#### Quesiti
1 - Secondo il documento sull'impronta idrica, per quale motivo l'OCSE prevede un aumento della domanda globale di acqua entro il 2050? Rispondi in una o due frasi.
2 - Rispondi in breve a queste domande sul documento.
(a) Quali luoghi raggiungono le catene di approvvigionamento dei materiali di uno smartphone?
(b) Quanta acqua richiede, circa, la produzione di un singolo telefono?
(c) Quale quota del consumo globale di acqua dolce spetta al settore edile?

#### Documento
# # #

Risalendo la supply chain e mettendo insieme i dati che si possono raccogliere intorno all’impatto idrico di un prodotto, è facile farsi un’idea di come il consumo di acqua lungo i vari step della catena di approvvigionamento sia presente in ogni fase. Uno smartphone, per esempio, è composto da risorse materiche di diversissimo genere, compresi metalli rari, metalli comuni, vetro e plastiche, e la produzione include fasi come l’estrazione, la creazione di prodotti chimici sintetici come colle, o siliconi e infine assemblaggio e imballaggio. Le catene di approvvigionamento di questi materiali e i luoghi nelle quali avvengono le diverse lavorazioni si estendono in tutto il mondo fino a raggiungere luoghi come l’Indonesia, le Filippine e la Cina. L’acqua associata a ogni passaggio si somma all’impronta idrica blu, mentre la produzione delle parti crea acque reflue che vengono rilasciate nei corsi d’acqua circostanti. Questi corsi d’acqua hanno spesso limiti di inquinamento che i produttori devono rispettare prima di poter inviare le acque reflue nelle tubature e poi nei corsi d’acqua, cubando così nell’impronta idrica grigia che, nel caso dello smartphone, costituisce la parte maggiore dell’impronta idrica totale. Sommando l’acqua necessaria per tutti i passaggi necessari per realizzare uno smartphone, l’impronta idrica della produzione di un singolo telefono supera i 12mila litri circa.

LE PREVISIONI

Misurare la quantità di acqua consumata (direttamente e indirettamente) e inquinata – tenendo conto dei diversi tipi di risorse idriche – costituisce uno strumento prezioso per aziende, politici e individui per comprendere e affrontare i propri impatti legati all’acqua. Secondo l’OCSE, la domanda globale di acqua dovrebbe aumentare di circa il 55% entro il 2050, a causa della crescente domanda da parte del settore manifatturiero (+400%), della produzione di elettricità termica (+140%) e dell’uso domestico (+130%) e per esempio il settore edile rappresenta circa il 30% del consumo globale di acqua dolce.

# # #

#### Contenuto dei dati
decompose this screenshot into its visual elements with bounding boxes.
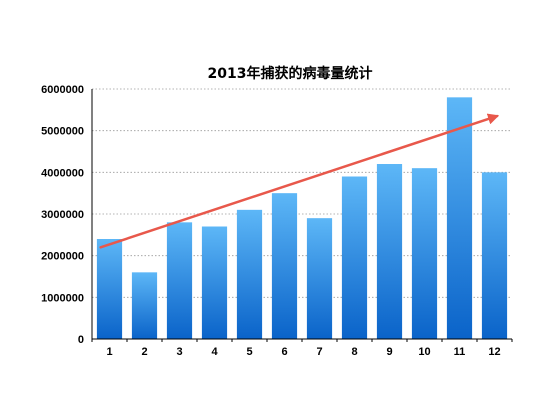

# # #

#### Elenco soluzioni
1 - Secondo l'OCSE, entro il 2050 la domanda globale di acqua dovrebbe crescere di circa il 55%. L'aumento è dovuto alla crescente domanda del settore manifatturiero (+400%), della produzione di elettricità termica (+140%) e dell'uso domestico (+130%).

2 -
(a) Raggiungono l'Indonesia, le Filippine e la Cina.
(b) Ne richiede oltre 12mila litri circa.
(c) Il settore edile rappresenta circa il 30% del consumo globale di acqua dolce.